(Stored entries)
=-=-=-=-=
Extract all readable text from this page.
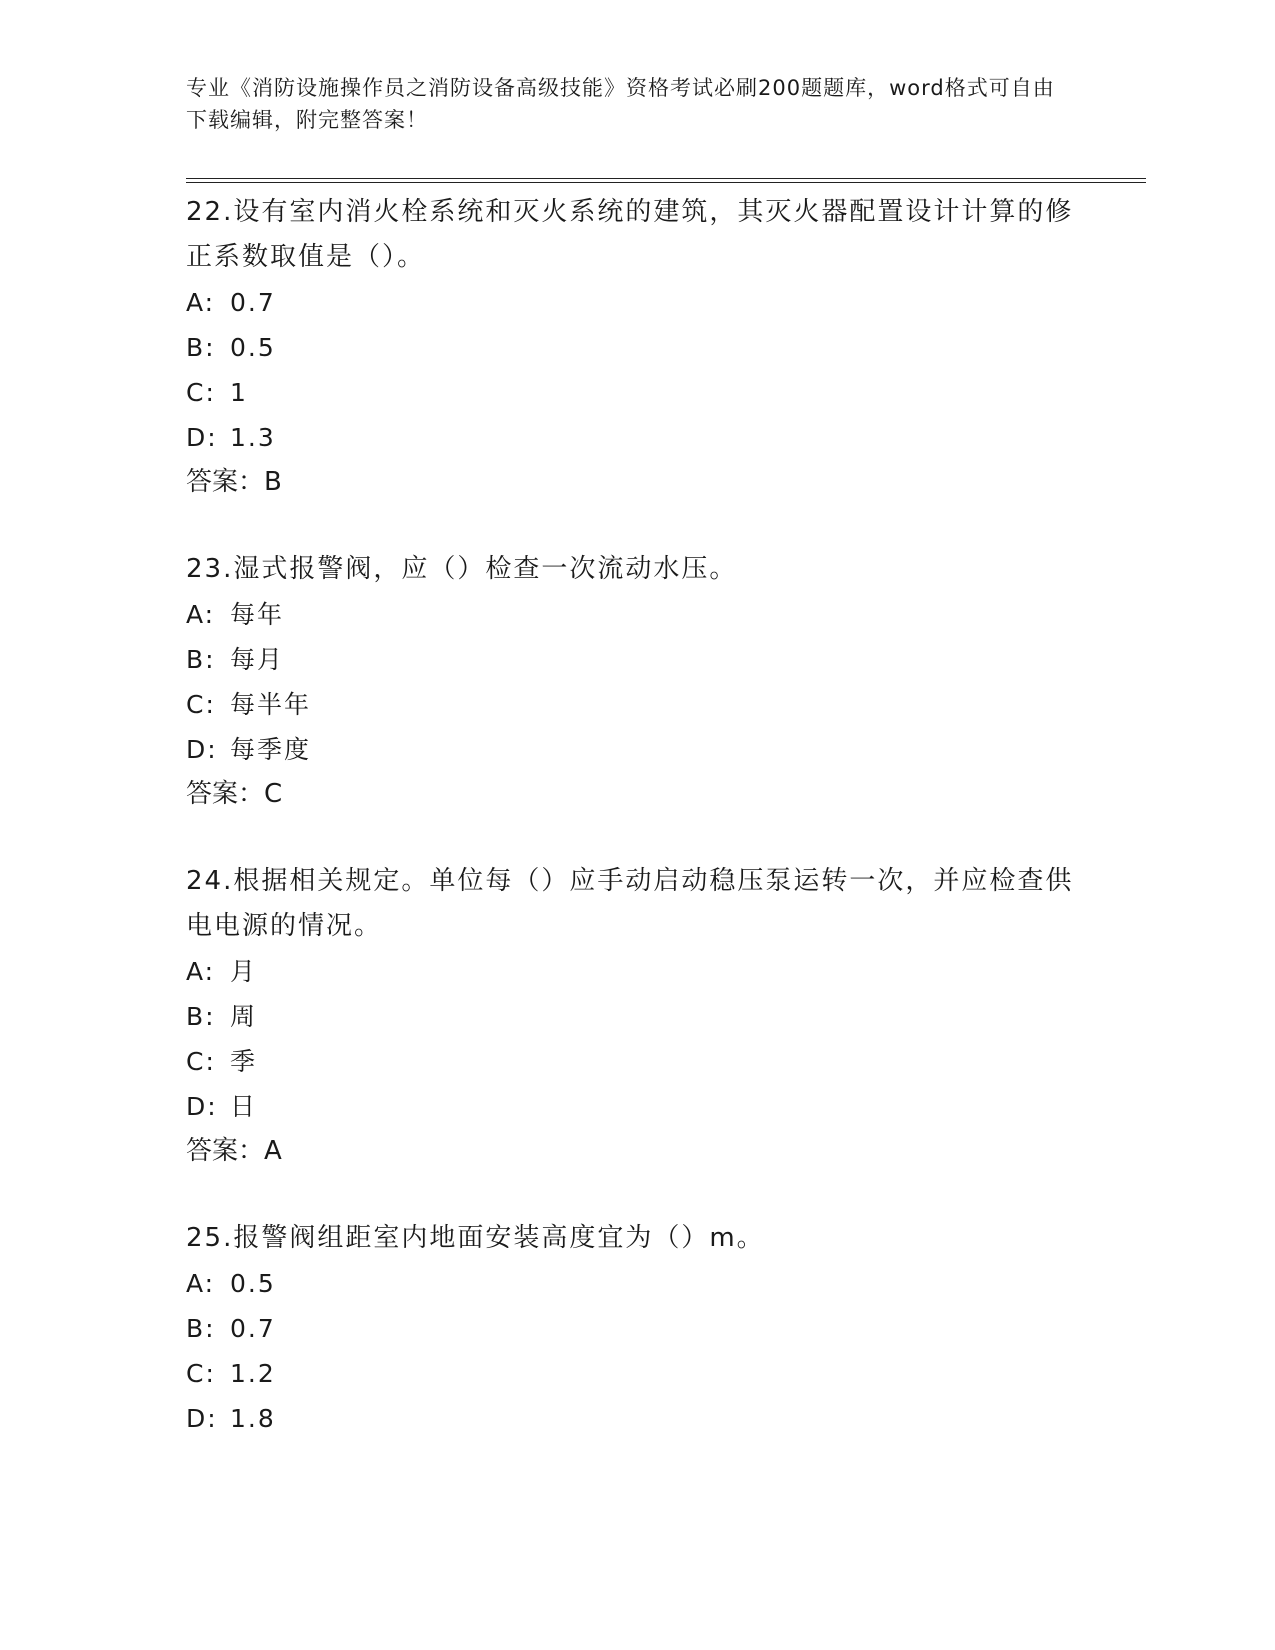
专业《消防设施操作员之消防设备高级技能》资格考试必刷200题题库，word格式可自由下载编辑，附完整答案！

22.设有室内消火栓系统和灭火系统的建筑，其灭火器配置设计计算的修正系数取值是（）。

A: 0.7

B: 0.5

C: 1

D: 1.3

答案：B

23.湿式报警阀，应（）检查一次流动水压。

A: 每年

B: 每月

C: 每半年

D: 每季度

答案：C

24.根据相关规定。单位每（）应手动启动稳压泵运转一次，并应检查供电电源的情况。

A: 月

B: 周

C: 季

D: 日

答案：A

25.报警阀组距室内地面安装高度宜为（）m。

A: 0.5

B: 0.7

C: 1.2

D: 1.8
=-=-=-=-=
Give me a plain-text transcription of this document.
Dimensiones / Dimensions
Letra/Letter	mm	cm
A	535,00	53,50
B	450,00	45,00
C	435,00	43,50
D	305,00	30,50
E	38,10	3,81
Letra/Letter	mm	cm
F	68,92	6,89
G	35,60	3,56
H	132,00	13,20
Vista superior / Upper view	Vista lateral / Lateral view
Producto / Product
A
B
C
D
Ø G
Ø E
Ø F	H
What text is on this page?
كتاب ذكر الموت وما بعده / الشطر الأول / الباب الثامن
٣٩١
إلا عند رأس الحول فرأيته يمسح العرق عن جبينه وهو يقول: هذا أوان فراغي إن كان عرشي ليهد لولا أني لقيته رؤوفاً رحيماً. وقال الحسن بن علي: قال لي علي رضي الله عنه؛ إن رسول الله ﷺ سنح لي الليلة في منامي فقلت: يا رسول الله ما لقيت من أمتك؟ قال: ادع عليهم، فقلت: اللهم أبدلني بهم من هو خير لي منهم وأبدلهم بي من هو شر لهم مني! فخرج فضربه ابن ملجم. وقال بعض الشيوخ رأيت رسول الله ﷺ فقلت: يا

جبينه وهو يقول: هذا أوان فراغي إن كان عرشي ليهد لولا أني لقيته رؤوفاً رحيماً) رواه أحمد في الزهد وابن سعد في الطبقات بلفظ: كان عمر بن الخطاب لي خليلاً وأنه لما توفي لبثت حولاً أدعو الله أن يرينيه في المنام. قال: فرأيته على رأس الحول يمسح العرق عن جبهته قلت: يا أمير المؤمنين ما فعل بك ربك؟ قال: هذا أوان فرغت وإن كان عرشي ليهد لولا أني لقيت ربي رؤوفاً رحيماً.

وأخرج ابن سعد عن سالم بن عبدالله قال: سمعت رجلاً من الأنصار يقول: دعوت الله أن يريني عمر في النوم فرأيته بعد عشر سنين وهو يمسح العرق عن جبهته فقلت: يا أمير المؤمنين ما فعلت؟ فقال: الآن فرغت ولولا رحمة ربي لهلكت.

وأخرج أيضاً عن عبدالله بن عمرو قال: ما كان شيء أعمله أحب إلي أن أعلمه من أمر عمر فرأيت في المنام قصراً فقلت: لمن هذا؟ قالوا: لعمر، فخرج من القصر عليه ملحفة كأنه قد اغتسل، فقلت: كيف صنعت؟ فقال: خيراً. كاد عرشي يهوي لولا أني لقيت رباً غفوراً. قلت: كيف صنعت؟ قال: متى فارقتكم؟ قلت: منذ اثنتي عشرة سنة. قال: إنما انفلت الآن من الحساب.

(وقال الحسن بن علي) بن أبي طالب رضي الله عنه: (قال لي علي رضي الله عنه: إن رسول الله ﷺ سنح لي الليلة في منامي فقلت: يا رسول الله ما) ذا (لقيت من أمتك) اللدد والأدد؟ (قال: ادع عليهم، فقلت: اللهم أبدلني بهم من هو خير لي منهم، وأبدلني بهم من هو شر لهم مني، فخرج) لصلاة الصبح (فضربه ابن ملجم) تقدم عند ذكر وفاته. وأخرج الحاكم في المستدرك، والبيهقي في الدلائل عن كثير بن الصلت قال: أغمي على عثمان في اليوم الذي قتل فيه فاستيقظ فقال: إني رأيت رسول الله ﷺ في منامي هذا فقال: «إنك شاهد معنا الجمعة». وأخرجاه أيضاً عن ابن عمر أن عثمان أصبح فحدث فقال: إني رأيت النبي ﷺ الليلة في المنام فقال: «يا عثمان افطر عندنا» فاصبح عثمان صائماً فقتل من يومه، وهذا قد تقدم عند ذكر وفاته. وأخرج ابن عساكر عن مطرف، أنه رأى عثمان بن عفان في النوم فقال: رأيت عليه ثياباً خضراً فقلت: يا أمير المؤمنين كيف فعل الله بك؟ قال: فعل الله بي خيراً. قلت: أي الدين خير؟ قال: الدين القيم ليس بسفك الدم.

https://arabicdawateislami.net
=-=-=-=-=
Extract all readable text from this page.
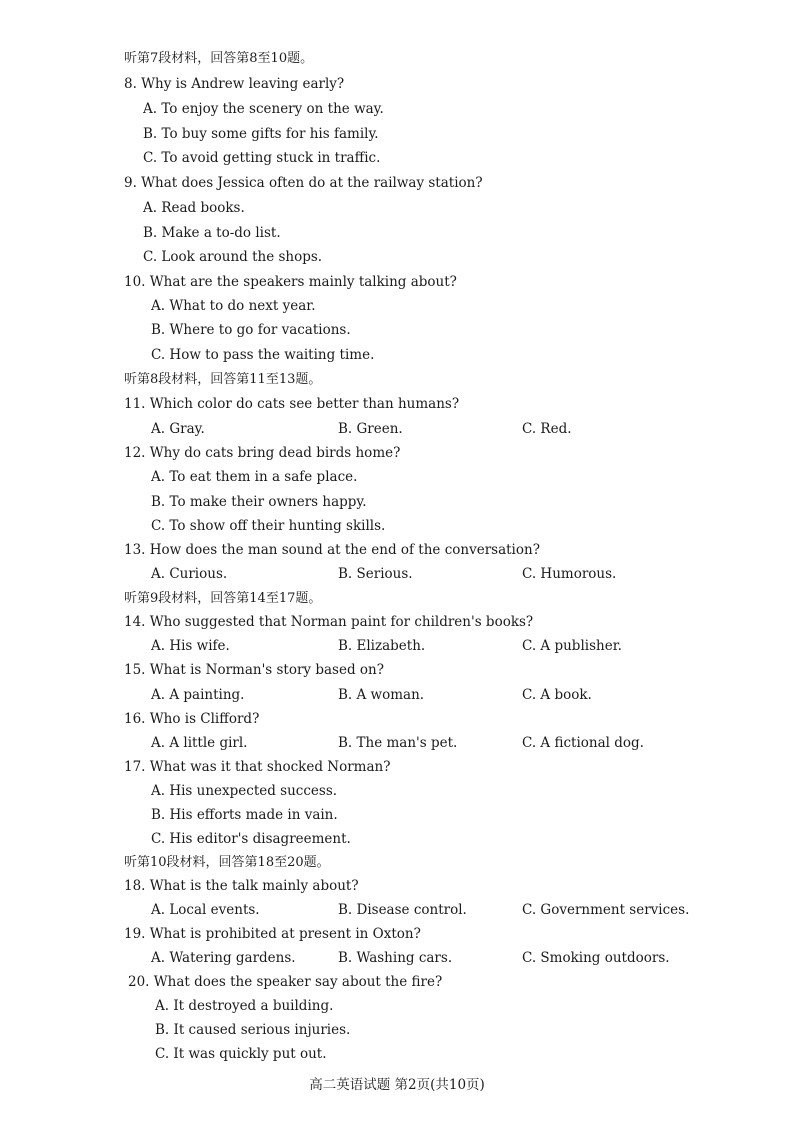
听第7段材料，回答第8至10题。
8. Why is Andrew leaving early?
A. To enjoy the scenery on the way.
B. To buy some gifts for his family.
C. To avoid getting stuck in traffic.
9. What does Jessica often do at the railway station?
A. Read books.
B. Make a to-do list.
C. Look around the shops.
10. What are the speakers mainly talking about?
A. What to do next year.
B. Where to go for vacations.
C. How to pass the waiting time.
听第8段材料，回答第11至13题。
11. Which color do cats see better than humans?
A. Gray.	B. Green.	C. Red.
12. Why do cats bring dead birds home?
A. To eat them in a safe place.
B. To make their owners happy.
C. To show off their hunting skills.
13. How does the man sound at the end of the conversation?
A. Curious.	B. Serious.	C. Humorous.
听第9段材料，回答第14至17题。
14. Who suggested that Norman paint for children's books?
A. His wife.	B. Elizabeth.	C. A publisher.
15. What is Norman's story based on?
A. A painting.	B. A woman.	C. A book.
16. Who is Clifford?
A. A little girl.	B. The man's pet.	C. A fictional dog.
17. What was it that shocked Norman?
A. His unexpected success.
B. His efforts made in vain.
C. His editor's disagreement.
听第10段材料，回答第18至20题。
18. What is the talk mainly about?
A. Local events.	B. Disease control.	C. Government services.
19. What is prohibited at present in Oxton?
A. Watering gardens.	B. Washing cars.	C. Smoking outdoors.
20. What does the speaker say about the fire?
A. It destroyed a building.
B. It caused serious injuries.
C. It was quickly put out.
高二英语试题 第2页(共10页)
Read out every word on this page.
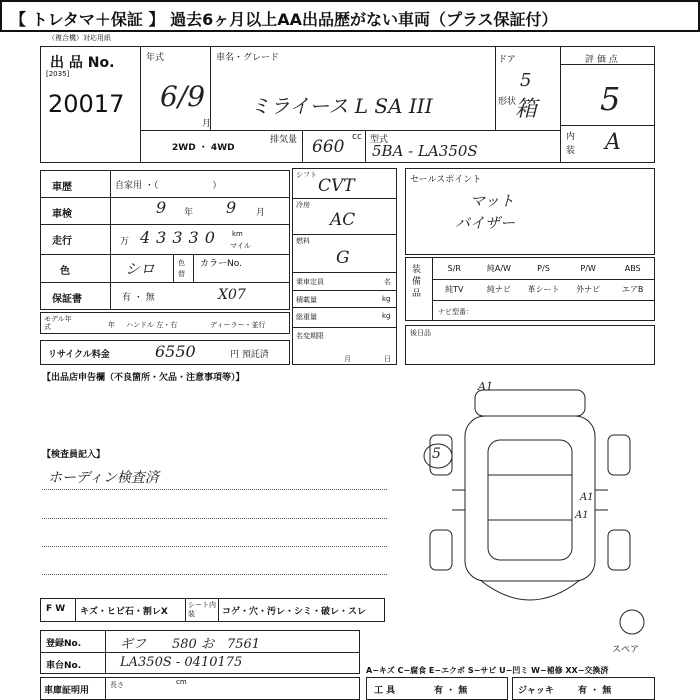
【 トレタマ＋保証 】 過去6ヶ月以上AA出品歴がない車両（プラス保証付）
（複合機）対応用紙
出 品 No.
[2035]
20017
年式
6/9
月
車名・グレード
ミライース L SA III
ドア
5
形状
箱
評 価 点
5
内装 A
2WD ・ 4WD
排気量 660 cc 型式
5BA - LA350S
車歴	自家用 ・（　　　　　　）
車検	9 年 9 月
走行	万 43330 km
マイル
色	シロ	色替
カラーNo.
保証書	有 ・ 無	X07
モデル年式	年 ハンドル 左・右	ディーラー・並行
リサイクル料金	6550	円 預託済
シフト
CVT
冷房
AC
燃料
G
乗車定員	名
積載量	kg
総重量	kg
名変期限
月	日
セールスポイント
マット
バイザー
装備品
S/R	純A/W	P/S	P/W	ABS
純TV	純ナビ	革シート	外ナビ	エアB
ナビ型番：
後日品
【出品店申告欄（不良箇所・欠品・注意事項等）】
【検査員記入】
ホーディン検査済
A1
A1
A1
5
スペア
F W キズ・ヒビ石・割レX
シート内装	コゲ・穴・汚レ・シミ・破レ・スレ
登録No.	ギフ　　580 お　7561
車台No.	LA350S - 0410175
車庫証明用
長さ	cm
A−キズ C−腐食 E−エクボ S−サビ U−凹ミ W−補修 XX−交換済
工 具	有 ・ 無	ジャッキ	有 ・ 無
=-=-=-=-=
WHAT THE TASK REQUIRES:
Show all lines above holding "الليلة".

ANSWER TO THIS TASK:
إلا عند رأس الحول فرأيته يمسح العرق عن جبينه وهو يقول: هذا أوان فراغي إن كان عرشي ليهد لولا أني لقيته رؤوفاً رحيماً. وقال الحسن بن علي: قال لي علي رضي الله عنه؛ إن رسول الله ﷺ سنح لي الليلة في منامي فقلت: يا رسول الله ما لقيت من أمتك؟ قال: ادع عليهم، فقلت: اللهم أبدلني بهم من هو خير لي منهم وأبدلهم بي من هو شر لهم مني! فخرج فضربه ابن ملجم. وقال بعض الشيوخ رأيت رسول الله ﷺ فقلت: يا
(وقال الحسن بن علي) بن أبي طالب رضي الله عنه: (قال لي علي رضي الله عنه: إن رسول الله ﷺ سنح لي الليلة في منامي فقلت: يا رسول الله ما) ذا (لقيت من أمتك) اللدد والأدد؟ (قال: ادع عليهم، فقلت: اللهم أبدلني بهم من هو خير لي منهم، وأبدلني بهم من هو شر لهم مني، فخرج) لصلاة الصبح (فضربه ابن ملجم) تقدم عند ذكر وفاته. وأخرج الحاكم في المستدرك، والبيهقي في الدلائل عن كثير بن الصلت قال: أغمي على عثمان في اليوم الذي قتل فيه فاستيقظ فقال: إني رأيت رسول الله ﷺ في منامي هذا فقال: «إنك شاهد معنا الجمعة». وأخرجاه أيضاً عن ابن عمر أن عثمان أصبح فحدث فقال: إني رأيت النبي ﷺ الليلة في المنام فقال: «يا عثمان افطر عندنا» فاصبح عثمان صائماً فقتل من يومه، وهذا قد تقدم عند ذكر وفاته. وأخرج ابن عساكر عن مطرف، أنه رأى عثمان بن عفان في النوم فقال: رأيت عليه ثياباً خضراً فقلت: يا أمير المؤمنين كيف فعل الله بك؟ قال: فعل الله بي خيراً. قلت: أي الدين خير؟ قال: الدين القيم ليس بسفك الدم.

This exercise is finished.